**What the exercise asks**
Copy out the entries below in full and exactly.

## BEGIN Provided data

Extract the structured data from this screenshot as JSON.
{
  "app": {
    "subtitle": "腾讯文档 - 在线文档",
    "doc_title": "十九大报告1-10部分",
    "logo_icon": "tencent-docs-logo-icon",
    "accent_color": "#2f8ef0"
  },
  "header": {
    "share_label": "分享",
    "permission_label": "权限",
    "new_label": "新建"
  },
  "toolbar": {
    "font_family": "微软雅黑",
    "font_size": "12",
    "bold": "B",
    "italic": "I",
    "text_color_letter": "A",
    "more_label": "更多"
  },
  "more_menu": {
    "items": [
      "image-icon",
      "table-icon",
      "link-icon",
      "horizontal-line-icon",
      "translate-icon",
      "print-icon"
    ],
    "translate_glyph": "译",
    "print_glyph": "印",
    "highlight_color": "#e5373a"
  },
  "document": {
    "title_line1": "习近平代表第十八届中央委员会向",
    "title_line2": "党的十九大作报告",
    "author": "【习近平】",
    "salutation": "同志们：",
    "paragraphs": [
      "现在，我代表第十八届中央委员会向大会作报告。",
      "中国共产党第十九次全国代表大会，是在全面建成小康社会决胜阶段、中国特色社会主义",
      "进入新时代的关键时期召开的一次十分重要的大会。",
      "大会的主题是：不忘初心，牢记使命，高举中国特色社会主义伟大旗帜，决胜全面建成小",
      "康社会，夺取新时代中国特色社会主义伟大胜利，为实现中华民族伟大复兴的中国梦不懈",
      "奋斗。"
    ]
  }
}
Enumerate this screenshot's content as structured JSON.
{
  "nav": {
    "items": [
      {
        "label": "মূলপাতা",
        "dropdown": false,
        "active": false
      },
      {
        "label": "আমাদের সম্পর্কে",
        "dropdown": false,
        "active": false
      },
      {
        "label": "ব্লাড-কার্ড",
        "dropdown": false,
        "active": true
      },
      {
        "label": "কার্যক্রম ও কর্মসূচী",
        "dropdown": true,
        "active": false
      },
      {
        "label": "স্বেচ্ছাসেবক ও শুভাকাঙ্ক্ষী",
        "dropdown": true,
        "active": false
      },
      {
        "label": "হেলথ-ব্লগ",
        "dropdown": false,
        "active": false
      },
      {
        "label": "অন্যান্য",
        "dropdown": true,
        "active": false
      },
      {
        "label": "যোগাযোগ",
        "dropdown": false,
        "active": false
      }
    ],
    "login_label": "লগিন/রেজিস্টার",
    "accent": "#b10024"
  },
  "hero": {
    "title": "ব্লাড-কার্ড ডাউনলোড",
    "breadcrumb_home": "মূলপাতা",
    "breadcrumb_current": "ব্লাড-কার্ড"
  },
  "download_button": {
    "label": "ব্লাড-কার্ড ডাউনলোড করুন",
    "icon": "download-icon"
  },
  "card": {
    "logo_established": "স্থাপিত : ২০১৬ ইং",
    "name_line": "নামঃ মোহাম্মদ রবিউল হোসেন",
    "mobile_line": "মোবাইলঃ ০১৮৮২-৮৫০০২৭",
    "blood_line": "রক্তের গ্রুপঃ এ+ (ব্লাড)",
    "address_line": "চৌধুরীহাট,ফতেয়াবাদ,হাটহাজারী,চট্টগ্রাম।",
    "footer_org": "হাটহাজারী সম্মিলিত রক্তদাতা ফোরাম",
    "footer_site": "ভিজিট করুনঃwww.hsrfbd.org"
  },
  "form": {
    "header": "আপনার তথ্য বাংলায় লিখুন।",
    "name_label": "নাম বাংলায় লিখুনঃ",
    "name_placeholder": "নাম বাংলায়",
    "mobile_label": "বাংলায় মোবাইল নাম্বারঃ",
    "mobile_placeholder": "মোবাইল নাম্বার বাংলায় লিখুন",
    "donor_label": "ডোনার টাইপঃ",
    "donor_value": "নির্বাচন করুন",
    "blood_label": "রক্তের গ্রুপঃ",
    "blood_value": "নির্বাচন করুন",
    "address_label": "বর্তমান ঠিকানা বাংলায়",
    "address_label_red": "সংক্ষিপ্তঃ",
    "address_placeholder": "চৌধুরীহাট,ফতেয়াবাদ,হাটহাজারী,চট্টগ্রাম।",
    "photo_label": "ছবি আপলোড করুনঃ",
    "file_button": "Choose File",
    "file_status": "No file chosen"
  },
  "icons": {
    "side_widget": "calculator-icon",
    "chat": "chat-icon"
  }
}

## END Provided data

**Answer below**
Extract the structured data from this screenshot as JSON.
{
  "app": {
    "subtitle": "腾讯文档 - 在线文档",
    "doc_title": "十九大报告1-10部分",
    "logo_icon": "tencent-docs-logo-icon",
    "accent_color": "#2f8ef0"
  },
  "header": {
    "share_label": "分享",
    "permission_label": "权限",
    "new_label": "新建"
  },
  "toolbar": {
    "font_family": "微软雅黑",
    "font_size": "12",
    "bold": "B",
    "italic": "I",
    "text_color_letter": "A",
    "more_label": "更多"
  },
  "more_menu": {
    "items": [
      "image-icon",
      "table-icon",
      "link-icon",
      "horizontal-line-icon",
      "translate-icon",
      "print-icon"
    ],
    "translate_glyph": "译",
    "print_glyph": "印",
    "highlight_color": "#e5373a"
  },
  "document": {
    "title_line1": "习近平代表第十八届中央委员会向",
    "title_line2": "党的十九大作报告",
    "author": "【习近平】",
    "salutation": "同志们：",
    "paragraphs": [
      "现在，我代表第十八届中央委员会向大会作报告。",
      "中国共产党第十九次全国代表大会，是在全面建成小康社会决胜阶段、中国特色社会主义",
      "进入新时代的关键时期召开的一次十分重要的大会。",
      "大会的主题是：不忘初心，牢记使命，高举中国特色社会主义伟大旗帜，决胜全面建成小",
      "康社会，夺取新时代中国特色社会主义伟大胜利，为实现中华民族伟大复兴的中国梦不懈",
      "奋斗。"
    ]
  }
}
Enumerate this screenshot's content as structured JSON.
{
  "nav": {
    "items": [
      {
        "label": "মূলপাতা",
        "dropdown": false,
        "active": false
      },
      {
        "label": "আমাদের সম্পর্কে",
        "dropdown": false,
        "active": false
      },
      {
        "label": "ব্লাড-কার্ড",
        "dropdown": false,
        "active": true
      },
      {
        "label": "কার্যক্রম ও কর্মসূচী",
        "dropdown": true,
        "active": false
      },
      {
        "label": "স্বেচ্ছাসেবক ও শুভাকাঙ্ক্ষী",
        "dropdown": true,
        "active": false
      },
      {
        "label": "হেলথ-ব্লগ",
        "dropdown": false,
        "active": false
      },
      {
        "label": "অন্যান্য",
        "dropdown": true,
        "active": false
      },
      {
        "label": "যোগাযোগ",
        "dropdown": false,
        "active": false
      }
    ],
    "login_label": "লগিন/রেজিস্টার",
    "accent": "#b10024"
  },
  "hero": {
    "title": "ব্লাড-কার্ড ডাউনলোড",
    "breadcrumb_home": "মূলপাতা",
    "breadcrumb_current": "ব্লাড-কার্ড"
  },
  "download_button": {
    "label": "ব্লাড-কার্ড ডাউনলোড করুন",
    "icon": "download-icon"
  },
  "card": {
    "logo_established": "স্থাপিত : ২০১৬ ইং",
    "name_line": "নামঃ মোহাম্মদ রবিউল হোসেন",
    "mobile_line": "মোবাইলঃ ০১৮৮২-৮৫০০২৭",
    "blood_line": "রক্তের গ্রুপঃ এ+ (ব্লাড)",
    "address_line": "চৌধুরীহাট,ফতেয়াবাদ,হাটহাজারী,চট্টগ্রাম।",
    "footer_org": "হাটহাজারী সম্মিলিত রক্তদাতা ফোরাম",
    "footer_site": "ভিজিট করুনঃwww.hsrfbd.org"
  },
  "form": {
    "header": "আপনার তথ্য বাংলায় লিখুন।",
    "name_label": "নাম বাংলায় লিখুনঃ",
    "name_placeholder": "নাম বাংলায়",
    "mobile_label": "বাংলায় মোবাইল নাম্বারঃ",
    "mobile_placeholder": "মোবাইল নাম্বার বাংলায় লিখুন",
    "donor_label": "ডোনার টাইপঃ",
    "donor_value": "নির্বাচন করুন",
    "blood_label": "রক্তের গ্রুপঃ",
    "blood_value": "নির্বাচন করুন",
    "address_label": "বর্তমান ঠিকানা বাংলায়",
    "address_label_red": "সংক্ষিপ্তঃ",
    "address_placeholder": "চৌধুরীহাট,ফতেয়াবাদ,হাটহাজারী,চট্টগ্রাম।",
    "photo_label": "ছবি আপলোড করুনঃ",
    "file_button": "Choose File",
    "file_status": "No file chosen"
  },
  "icons": {
    "side_widget": "calculator-icon",
    "chat": "chat-icon"
  }
}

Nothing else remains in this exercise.